- _Given text_
====
Please click on our Highlight Videos Page for videos of box games.

Why should I play box lacrosse?

Box lacrosse is fun.  It can best be described as a combination of hockey and field lacrosse.  Box is much faster and more exciting than field lacrosse.  If you like hockey and lacrosse, you will love box lacrosse.

Most programs tout the skill development benefits associated with box lacrosse and those are undeniable.  Every NCAA program is introducing box lacrosse training to develop skills and every NCAA coach is looking for players with a box lacrosse background, but you should play box lacrosse because it is a lot of fun.

Besides the fun factor, the following are a few of the developmental reasons to play box lacrosse:

  • Wesley Berg, who grew up playing box lacrosse in British Columbia, led the Denver Pioneers to an NCAA National Championship and was widely acknowledged as one of the best collegiate lacrosse players last year.
  • In the 2014 World Field Lacrosse Championship Game, the best box lacrosse players beat what was considered the best field lacrosse team.  Canada, with a roster of box lacrosse players,  beat the United States 8-5.  Dillon Ward, a box lacrosse goaltender who also plays field lacrosse, was the Most Valuable Player of the World Championship Tournament.  In other words, box lacrosse players beat field lacrosse players at their own game.
  • The renowned Thompson brothers and their family played box lacrosse, which accounts for their amazing stick skills and high compete-level.
Thomspons
Lyle Thompson and his three brothers, from left to right, Jeremy, Jerome Jr. and Miles after a box lacrosse game. (Photo provided by the Thompson family)

With respect to the fun factor, listen to Lyle Thompson who simply noted:  “I grew up playing box lacrosse it was the sport I liked more.”  Click here for Lyle Thompson interview.
====
- _Supplied records_

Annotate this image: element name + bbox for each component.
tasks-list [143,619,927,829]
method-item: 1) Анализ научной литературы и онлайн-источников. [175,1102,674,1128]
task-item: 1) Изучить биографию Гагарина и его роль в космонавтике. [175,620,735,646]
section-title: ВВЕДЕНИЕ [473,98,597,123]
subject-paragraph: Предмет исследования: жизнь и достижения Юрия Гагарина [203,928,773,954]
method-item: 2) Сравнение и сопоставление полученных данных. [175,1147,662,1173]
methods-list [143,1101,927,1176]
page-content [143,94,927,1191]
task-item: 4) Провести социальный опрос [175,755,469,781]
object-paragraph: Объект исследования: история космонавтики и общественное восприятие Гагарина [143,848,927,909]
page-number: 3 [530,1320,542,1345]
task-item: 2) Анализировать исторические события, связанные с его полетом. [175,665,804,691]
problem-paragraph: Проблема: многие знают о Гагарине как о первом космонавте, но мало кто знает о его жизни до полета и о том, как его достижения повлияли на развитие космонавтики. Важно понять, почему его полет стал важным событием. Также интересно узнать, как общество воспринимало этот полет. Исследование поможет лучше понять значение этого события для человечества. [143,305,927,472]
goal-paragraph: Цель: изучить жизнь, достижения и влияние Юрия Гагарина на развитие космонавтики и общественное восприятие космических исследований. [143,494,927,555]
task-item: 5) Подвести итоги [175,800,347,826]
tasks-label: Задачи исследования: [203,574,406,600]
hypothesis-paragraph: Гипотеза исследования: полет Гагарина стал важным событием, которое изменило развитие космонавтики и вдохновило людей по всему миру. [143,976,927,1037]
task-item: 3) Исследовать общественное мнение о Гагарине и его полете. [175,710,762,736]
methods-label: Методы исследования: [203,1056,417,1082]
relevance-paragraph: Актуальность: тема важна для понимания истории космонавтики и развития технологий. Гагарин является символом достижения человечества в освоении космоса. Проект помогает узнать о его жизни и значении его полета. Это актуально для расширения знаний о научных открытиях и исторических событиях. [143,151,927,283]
====
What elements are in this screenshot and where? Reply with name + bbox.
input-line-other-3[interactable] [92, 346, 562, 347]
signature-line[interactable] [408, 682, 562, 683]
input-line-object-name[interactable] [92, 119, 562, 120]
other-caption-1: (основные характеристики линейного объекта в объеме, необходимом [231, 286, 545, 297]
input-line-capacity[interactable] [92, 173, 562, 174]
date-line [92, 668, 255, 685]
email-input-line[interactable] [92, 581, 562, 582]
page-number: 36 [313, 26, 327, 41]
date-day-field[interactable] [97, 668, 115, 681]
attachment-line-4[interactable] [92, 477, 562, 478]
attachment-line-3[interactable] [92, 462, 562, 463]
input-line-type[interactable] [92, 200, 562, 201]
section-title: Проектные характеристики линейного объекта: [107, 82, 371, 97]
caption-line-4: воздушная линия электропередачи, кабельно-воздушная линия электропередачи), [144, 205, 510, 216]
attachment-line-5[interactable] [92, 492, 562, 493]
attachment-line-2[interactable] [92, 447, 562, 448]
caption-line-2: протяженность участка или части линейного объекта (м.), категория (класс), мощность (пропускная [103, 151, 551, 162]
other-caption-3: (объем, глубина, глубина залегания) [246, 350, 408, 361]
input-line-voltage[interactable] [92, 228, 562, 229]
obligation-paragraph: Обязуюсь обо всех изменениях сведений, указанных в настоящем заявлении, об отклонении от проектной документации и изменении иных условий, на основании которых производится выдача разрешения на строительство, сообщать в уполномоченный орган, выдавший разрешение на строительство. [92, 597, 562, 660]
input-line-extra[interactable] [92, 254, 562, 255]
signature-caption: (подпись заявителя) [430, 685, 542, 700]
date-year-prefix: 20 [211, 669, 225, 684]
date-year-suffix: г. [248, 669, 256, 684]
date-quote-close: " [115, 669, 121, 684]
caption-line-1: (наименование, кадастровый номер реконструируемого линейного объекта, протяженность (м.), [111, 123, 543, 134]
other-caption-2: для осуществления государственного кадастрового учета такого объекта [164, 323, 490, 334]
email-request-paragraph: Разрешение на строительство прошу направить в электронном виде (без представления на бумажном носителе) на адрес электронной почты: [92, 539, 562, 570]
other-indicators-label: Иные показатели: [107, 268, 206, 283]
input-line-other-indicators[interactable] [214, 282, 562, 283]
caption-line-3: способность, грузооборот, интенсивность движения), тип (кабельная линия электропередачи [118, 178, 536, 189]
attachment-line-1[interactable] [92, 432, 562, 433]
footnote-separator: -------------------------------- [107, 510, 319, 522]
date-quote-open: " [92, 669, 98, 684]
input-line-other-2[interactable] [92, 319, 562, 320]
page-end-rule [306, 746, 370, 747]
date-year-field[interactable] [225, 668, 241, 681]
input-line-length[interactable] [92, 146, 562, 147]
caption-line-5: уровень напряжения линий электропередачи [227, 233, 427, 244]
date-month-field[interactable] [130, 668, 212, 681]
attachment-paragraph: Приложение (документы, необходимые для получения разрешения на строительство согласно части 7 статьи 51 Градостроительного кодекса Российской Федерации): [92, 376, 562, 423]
====
- _Directives_
(1) Return the part of the box lacrosse text from "Besides the fun" up to and including "their own game.", copied word for word.
(2) Answer these questions using the box lacrosse text:
(a) Which two sports is box lacrosse described as a combination of?
(b) Where did Wesley Berg grow up playing box lacrosse?
(c) By what score did Canada beat the United States in the 2014 World Field Lacrosse Championship Game?

- _Solutions to the exercise_
(1)
Besides the fun factor, the following are a few of the developmental reasons to play box lacrosse:

  • Wesley Berg, who grew up playing box lacrosse in British Columbia, led the Denver Pioneers to an NCAA National Championship and was widely acknowledged as one of the best collegiate lacrosse players last year.
  • In the 2014 World Field Lacrosse Championship Game, the best box lacrosse players beat what was considered the best field lacrosse team.  Canada, with a roster of box lacrosse players,  beat the United States 8-5.  Dillon Ward, a box lacrosse goaltender who also plays field lacrosse, was the Most Valuable Player of the World Championship Tournament.  In other words, box lacrosse players beat field lacrosse players at their own game.

(2)
(a) Hockey and field lacrosse.
(b) British Columbia.
(c) 8-5.